What needs to be done -> List all lines in the material below that contain "δένδρον".

· · ·

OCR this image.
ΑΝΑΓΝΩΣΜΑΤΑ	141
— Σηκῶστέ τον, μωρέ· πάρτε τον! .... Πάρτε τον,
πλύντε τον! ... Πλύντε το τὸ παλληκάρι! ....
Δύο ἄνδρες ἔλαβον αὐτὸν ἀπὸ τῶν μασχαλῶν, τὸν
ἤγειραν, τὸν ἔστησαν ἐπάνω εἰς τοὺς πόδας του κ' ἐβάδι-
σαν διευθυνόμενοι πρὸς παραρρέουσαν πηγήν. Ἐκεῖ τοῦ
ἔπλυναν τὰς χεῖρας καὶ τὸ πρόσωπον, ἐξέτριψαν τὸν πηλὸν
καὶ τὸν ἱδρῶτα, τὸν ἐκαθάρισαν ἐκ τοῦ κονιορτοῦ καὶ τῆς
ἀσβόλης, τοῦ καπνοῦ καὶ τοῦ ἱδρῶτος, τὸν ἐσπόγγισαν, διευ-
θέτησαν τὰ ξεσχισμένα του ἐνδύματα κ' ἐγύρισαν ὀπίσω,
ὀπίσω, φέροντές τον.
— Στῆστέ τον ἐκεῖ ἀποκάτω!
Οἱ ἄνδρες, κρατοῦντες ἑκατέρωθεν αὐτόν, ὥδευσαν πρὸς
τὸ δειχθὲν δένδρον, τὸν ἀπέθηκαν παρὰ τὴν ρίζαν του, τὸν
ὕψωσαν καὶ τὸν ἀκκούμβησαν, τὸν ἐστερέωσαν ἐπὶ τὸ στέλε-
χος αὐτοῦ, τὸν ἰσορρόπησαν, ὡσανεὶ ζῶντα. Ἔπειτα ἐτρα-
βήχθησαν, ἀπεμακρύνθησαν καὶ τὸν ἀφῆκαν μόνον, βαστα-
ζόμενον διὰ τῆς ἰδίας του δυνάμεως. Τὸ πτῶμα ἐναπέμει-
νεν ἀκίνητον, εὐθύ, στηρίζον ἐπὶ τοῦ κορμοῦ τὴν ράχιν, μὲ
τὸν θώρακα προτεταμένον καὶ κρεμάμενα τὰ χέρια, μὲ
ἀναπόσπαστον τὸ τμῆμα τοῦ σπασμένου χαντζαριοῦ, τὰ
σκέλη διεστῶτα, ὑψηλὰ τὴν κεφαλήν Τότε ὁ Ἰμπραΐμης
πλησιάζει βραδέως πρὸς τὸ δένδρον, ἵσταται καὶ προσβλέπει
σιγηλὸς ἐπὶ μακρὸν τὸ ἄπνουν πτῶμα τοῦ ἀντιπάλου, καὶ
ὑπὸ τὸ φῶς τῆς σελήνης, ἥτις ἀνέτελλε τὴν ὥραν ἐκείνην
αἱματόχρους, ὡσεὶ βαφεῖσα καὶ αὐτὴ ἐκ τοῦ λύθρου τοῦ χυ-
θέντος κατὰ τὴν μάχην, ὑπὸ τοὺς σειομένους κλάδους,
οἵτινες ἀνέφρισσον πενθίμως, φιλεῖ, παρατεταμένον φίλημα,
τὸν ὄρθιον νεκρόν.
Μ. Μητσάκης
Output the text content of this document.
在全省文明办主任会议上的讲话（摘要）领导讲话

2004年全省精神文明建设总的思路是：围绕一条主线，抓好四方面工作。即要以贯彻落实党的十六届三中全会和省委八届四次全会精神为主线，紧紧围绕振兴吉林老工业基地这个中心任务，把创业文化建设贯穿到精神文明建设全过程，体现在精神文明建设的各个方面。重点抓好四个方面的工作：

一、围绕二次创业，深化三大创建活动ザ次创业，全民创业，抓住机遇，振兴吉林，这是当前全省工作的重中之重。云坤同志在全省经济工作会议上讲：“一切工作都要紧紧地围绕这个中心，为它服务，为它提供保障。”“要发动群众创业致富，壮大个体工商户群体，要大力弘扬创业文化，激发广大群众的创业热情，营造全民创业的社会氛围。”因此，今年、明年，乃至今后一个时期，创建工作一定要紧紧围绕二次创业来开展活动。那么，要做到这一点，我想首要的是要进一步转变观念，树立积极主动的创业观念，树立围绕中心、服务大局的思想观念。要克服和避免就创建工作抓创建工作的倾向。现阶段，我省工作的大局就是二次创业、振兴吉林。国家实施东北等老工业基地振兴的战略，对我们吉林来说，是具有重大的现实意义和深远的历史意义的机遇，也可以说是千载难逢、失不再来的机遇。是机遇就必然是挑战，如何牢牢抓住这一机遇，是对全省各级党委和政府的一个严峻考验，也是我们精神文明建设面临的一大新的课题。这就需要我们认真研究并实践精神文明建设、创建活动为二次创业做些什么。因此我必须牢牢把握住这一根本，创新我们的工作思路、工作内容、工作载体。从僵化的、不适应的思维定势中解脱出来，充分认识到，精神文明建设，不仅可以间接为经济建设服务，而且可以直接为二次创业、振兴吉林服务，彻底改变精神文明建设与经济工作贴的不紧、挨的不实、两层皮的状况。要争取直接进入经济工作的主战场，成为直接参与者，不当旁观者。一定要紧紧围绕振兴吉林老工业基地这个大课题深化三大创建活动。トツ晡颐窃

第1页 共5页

· · ·

Expected answer ->
τὸ δειχθὲν δένδρον, τὸν ἀπέθηκαν παρὰ τὴν ρίζαν του, τὸν
πλησιάζει βραδέως πρὸς τὸ δένδρον, ἵσταται καὶ προσβλέπει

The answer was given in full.